Work instructions →
Return the full material exactly.

Data entries →
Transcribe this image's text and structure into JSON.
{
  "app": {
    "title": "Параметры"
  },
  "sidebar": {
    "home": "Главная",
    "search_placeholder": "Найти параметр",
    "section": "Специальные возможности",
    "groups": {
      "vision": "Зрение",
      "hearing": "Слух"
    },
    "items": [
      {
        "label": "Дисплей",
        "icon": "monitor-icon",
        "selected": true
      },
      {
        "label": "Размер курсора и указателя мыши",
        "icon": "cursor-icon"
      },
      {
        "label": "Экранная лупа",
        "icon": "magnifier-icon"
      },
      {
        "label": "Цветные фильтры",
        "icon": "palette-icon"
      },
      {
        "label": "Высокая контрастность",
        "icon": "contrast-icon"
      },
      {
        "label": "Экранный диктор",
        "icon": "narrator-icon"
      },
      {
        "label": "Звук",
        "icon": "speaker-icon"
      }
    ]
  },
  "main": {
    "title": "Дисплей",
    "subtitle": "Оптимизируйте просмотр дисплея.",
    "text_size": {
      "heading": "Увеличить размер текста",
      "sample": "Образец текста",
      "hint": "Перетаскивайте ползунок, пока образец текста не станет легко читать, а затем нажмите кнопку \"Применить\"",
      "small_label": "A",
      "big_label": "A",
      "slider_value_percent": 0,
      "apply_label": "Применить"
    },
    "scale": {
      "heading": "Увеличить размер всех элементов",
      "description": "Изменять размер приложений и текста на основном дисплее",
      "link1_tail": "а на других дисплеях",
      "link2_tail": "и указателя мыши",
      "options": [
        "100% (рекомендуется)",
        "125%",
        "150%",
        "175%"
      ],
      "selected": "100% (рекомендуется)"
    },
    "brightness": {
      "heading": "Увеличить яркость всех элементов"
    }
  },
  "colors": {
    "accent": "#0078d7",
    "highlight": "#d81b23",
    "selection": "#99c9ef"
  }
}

In response →
Transcribe this image's text and structure into JSON.
{
  "app": {
    "title": "Параметры"
  },
  "sidebar": {
    "home": "Главная",
    "search_placeholder": "Найти параметр",
    "section": "Специальные возможности",
    "groups": {
      "vision": "Зрение",
      "hearing": "Слух"
    },
    "items": [
      {
        "label": "Дисплей",
        "icon": "monitor-icon",
        "selected": true
      },
      {
        "label": "Размер курсора и указателя мыши",
        "icon": "cursor-icon"
      },
      {
        "label": "Экранная лупа",
        "icon": "magnifier-icon"
      },
      {
        "label": "Цветные фильтры",
        "icon": "palette-icon"
      },
      {
        "label": "Высокая контрастность",
        "icon": "contrast-icon"
      },
      {
        "label": "Экранный диктор",
        "icon": "narrator-icon"
      },
      {
        "label": "Звук",
        "icon": "speaker-icon"
      }
    ]
  },
  "main": {
    "title": "Дисплей",
    "subtitle": "Оптимизируйте просмотр дисплея.",
    "text_size": {
      "heading": "Увеличить размер текста",
      "sample": "Образец текста",
      "hint": "Перетаскивайте ползунок, пока образец текста не станет легко читать, а затем нажмите кнопку \"Применить\"",
      "small_label": "A",
      "big_label": "A",
      "slider_value_percent": 0,
      "apply_label": "Применить"
    },
    "scale": {
      "heading": "Увеличить размер всех элементов",
      "description": "Изменять размер приложений и текста на основном дисплее",
      "link1_tail": "а на других дисплеях",
      "link2_tail": "и указателя мыши",
      "options": [
        "100% (рекомендуется)",
        "125%",
        "150%",
        "175%"
      ],
      "selected": "100% (рекомендуется)"
    },
    "brightness": {
      "heading": "Увеличить яркость всех элементов"
    }
  },
  "colors": {
    "accent": "#0078d7",
    "highlight": "#d81b23",
    "selection": "#99c9ef"
  }
}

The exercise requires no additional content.